* DATASET CONTENT *
++++++

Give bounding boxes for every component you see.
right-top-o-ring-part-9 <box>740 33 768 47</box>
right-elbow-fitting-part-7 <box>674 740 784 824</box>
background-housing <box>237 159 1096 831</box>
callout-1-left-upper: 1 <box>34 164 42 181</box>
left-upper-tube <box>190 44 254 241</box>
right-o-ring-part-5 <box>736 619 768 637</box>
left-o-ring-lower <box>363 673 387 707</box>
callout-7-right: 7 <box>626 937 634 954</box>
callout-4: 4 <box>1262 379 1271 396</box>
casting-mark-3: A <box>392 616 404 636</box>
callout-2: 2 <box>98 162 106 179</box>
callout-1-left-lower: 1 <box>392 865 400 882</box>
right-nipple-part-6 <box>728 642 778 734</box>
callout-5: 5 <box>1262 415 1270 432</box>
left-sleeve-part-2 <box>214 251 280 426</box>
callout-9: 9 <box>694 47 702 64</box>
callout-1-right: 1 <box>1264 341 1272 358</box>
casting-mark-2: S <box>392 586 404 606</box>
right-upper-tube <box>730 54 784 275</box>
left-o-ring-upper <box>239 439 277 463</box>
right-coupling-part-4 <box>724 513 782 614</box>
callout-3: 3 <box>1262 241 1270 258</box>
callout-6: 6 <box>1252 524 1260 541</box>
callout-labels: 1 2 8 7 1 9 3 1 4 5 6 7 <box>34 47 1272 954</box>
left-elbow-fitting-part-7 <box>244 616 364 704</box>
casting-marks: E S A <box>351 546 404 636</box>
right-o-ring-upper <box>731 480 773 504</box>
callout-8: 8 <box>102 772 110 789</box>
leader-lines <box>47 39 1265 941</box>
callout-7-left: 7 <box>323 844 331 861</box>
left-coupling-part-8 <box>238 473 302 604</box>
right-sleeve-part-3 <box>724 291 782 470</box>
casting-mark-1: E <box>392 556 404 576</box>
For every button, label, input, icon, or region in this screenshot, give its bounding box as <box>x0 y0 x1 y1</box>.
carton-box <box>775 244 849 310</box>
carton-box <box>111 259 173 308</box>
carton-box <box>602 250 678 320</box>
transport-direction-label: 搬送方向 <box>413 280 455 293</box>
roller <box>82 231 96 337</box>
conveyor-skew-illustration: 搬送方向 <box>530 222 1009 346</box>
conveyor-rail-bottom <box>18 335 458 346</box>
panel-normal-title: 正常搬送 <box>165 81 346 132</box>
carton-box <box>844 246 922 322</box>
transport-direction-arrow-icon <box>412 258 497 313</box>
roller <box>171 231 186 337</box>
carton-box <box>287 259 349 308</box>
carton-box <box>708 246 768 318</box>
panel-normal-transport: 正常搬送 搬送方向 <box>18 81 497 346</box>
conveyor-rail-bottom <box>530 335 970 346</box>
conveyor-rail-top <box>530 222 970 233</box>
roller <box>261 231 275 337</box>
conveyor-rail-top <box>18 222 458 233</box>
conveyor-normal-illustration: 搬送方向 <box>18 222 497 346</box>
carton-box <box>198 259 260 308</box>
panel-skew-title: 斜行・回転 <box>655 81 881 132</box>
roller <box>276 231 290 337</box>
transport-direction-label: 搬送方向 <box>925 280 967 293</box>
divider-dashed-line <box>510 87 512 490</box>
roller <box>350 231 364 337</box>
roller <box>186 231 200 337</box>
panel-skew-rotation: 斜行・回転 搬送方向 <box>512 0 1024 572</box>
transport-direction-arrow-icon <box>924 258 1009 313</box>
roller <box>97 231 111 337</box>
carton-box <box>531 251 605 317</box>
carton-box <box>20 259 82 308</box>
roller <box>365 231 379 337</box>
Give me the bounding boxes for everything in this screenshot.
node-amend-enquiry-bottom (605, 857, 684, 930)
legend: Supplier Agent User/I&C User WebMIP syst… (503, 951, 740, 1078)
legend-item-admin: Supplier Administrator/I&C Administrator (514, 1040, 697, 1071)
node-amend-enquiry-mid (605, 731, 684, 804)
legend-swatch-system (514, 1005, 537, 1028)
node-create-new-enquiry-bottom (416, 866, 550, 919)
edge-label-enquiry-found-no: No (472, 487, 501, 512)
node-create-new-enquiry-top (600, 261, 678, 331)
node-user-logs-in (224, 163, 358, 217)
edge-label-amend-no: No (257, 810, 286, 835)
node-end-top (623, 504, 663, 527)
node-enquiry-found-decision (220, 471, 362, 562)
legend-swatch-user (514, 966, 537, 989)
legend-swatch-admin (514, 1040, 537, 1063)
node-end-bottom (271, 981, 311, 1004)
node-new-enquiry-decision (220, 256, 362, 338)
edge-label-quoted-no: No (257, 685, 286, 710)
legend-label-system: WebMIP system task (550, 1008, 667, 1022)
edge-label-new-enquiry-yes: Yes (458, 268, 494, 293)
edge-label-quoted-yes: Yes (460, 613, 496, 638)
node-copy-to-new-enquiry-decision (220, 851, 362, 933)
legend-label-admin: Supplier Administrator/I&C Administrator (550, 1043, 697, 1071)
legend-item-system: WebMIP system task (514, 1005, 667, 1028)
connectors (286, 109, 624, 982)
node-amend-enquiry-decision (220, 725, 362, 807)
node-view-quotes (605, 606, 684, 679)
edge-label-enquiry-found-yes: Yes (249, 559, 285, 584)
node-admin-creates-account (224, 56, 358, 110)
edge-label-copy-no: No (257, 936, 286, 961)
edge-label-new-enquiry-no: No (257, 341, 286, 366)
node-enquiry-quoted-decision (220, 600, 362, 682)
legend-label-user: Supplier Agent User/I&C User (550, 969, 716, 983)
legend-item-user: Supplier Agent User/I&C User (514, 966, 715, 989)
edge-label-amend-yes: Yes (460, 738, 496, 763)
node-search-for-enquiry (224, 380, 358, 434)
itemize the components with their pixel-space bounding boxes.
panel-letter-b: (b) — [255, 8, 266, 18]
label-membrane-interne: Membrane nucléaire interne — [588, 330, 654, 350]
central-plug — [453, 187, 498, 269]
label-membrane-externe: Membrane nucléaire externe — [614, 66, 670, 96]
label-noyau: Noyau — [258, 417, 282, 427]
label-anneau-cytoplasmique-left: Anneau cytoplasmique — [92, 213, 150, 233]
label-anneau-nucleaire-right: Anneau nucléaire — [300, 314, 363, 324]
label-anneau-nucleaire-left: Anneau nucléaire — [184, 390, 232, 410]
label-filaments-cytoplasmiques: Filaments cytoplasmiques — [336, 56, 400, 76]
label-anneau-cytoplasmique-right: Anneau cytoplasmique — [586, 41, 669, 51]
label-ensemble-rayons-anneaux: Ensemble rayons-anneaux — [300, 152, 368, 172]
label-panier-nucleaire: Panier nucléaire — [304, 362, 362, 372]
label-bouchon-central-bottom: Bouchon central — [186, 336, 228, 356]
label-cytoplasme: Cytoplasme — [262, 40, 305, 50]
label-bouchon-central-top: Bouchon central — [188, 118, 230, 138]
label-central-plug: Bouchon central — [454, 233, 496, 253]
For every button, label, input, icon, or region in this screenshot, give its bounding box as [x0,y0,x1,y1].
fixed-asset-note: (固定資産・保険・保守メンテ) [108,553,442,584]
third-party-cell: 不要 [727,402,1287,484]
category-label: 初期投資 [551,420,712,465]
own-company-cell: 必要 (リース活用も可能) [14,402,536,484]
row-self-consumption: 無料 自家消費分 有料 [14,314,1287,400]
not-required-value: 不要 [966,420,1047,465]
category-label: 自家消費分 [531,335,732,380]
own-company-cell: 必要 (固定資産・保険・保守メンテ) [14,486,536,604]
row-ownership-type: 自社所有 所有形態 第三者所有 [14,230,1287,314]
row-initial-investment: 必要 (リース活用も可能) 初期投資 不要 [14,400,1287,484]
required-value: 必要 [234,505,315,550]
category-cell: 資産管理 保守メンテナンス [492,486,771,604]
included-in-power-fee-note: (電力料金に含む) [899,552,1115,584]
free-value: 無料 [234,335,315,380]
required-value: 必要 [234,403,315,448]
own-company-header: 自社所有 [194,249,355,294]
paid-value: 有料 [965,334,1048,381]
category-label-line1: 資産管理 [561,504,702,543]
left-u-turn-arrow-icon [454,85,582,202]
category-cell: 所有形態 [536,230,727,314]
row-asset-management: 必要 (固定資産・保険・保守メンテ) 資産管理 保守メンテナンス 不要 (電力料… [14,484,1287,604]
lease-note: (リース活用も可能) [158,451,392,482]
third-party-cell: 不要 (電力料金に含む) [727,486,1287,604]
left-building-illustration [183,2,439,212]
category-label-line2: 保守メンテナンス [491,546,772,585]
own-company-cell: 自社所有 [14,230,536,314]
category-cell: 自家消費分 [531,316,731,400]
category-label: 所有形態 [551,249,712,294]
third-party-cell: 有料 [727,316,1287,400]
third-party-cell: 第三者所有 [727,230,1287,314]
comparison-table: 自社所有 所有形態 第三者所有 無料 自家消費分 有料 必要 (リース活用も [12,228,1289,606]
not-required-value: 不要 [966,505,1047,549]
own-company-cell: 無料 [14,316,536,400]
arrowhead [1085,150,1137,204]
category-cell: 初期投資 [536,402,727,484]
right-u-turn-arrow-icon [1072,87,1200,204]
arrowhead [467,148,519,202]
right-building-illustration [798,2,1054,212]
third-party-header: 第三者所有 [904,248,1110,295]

++++++

* THE EXERCISE *
Reproduce the records starting at the beginning and ending at the line containing "callout-1-right: 1 <box>1264". Substitute "seal ring" for each occurrence of "o-ring" and leave everything else unchanged.

* REPLY *
Give bounding boxes for every component you see.
right-top-seal ring-part-9 <box>740 33 768 47</box>
right-elbow-fitting-part-7 <box>674 740 784 824</box>
background-housing <box>237 159 1096 831</box>
callout-1-left-upper: 1 <box>34 164 42 181</box>
left-upper-tube <box>190 44 254 241</box>
right-seal ring-part-5 <box>736 619 768 637</box>
left-seal ring-lower <box>363 673 387 707</box>
callout-7-right: 7 <box>626 937 634 954</box>
callout-4: 4 <box>1262 379 1271 396</box>
casting-mark-3: A <box>392 616 404 636</box>
callout-2: 2 <box>98 162 106 179</box>
callout-1-left-lower: 1 <box>392 865 400 882</box>
right-nipple-part-6 <box>728 642 778 734</box>
callout-5: 5 <box>1262 415 1270 432</box>
left-sleeve-part-2 <box>214 251 280 426</box>
callout-9: 9 <box>694 47 702 64</box>
callout-1-right: 1 <box>1264 341 1272 358</box>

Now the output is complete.